### To do
Write out the lines below exactly as they appear, omitting the pictures.

-------- Given data

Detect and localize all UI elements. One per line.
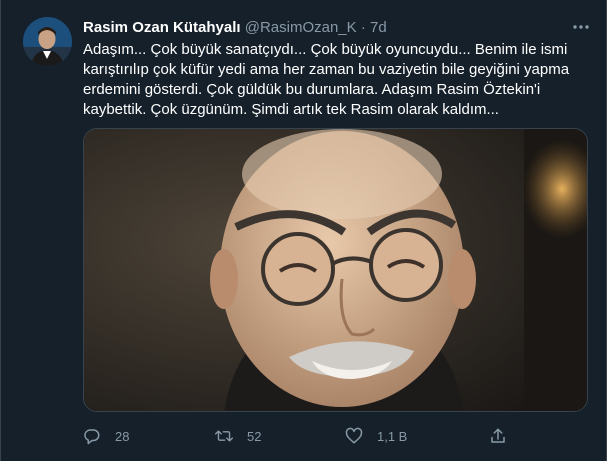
share-button[interactable] [489,424,507,448]
avatar[interactable] [23,17,72,66]
reply-count: 28 [115,428,130,444]
tweet-actions: 28 52 1,1 B [83,424,523,448]
like-button[interactable]: 1,1 B [345,424,407,448]
tweet-time[interactable]: 7d [370,19,387,36]
reply-icon [83,427,101,445]
tweet-header: Rasim Ozan Kütahyalı @RasimOzan_K · 7d [83,18,387,38]
more-icon[interactable] [570,16,592,38]
tweet-text: Adaşım... Çok büyük sanatçıydı... Çok bü… [83,41,570,118]
share-icon [489,427,507,445]
tweet: Rasim Ozan Kütahyalı @RasimOzan_K · 7d A… [0,0,607,461]
tweet-photo[interactable] [83,128,588,412]
retweet-count: 52 [247,428,262,444]
heart-icon [345,427,363,445]
author-name[interactable]: Rasim Ozan Kütahyalı [83,19,241,36]
separator-dot: · [360,19,366,36]
author-handle[interactable]: @RasimOzan_K [245,19,357,36]
like-count: 1,1 B [377,428,408,444]
retweet-button[interactable]: 52 [215,424,261,448]
reply-button[interactable]: 28 [83,424,129,448]
retweet-icon [215,427,233,445]
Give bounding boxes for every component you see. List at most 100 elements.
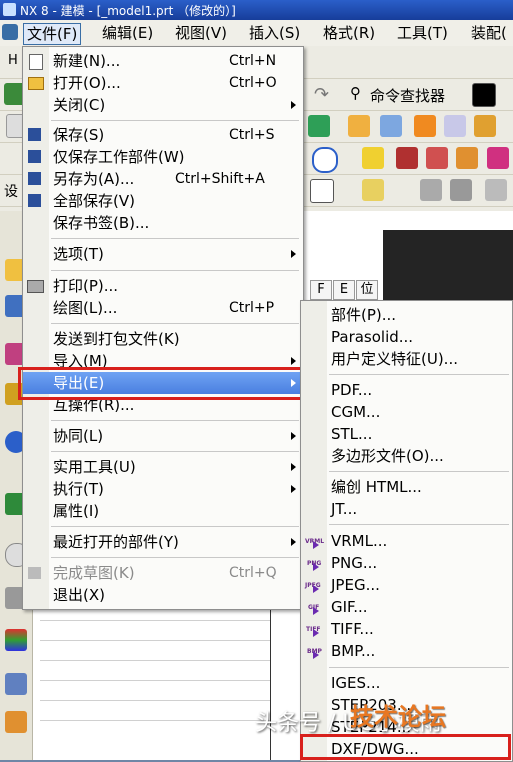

----------------

### Worked solution
Detect and localize all UI elements. One per line.
share-button[interactable] [489,424,507,448]
avatar[interactable] [23,17,72,66]
reply-count: 28 [115,428,130,444]
tweet-actions: 28 52 1,1 B [83,424,523,448]
like-button[interactable]: 1,1 B [345,424,407,448]
tweet-time[interactable]: 7d [370,19,387,36]
reply-icon [83,427,101,445]
tweet-header: Rasim Ozan Kütahyalı @RasimOzan_K · 7d [83,18,387,38]
more-icon[interactable] [570,16,592,38]
tweet-text: Adaşım... Çok büyük sanatçıydı... Çok bü… [83,41,570,118]
share-icon [489,427,507,445]
tweet: Rasim Ozan Kütahyalı @RasimOzan_K · 7d A… [0,0,607,461]
tweet-photo[interactable] [83,128,588,412]
retweet-count: 52 [247,428,262,444]
heart-icon [345,427,363,445]
author-name[interactable]: Rasim Ozan Kütahyalı [83,19,241,36]
separator-dot: · [360,19,366,36]
author-handle[interactable]: @RasimOzan_K [245,19,357,36]
like-count: 1,1 B [377,428,408,444]
retweet-button[interactable]: 52 [215,424,261,448]
reply-button[interactable]: 28 [83,424,129,448]
retweet-icon [215,427,233,445]
Give bounding boxes for every component you see. List at most 100 elements.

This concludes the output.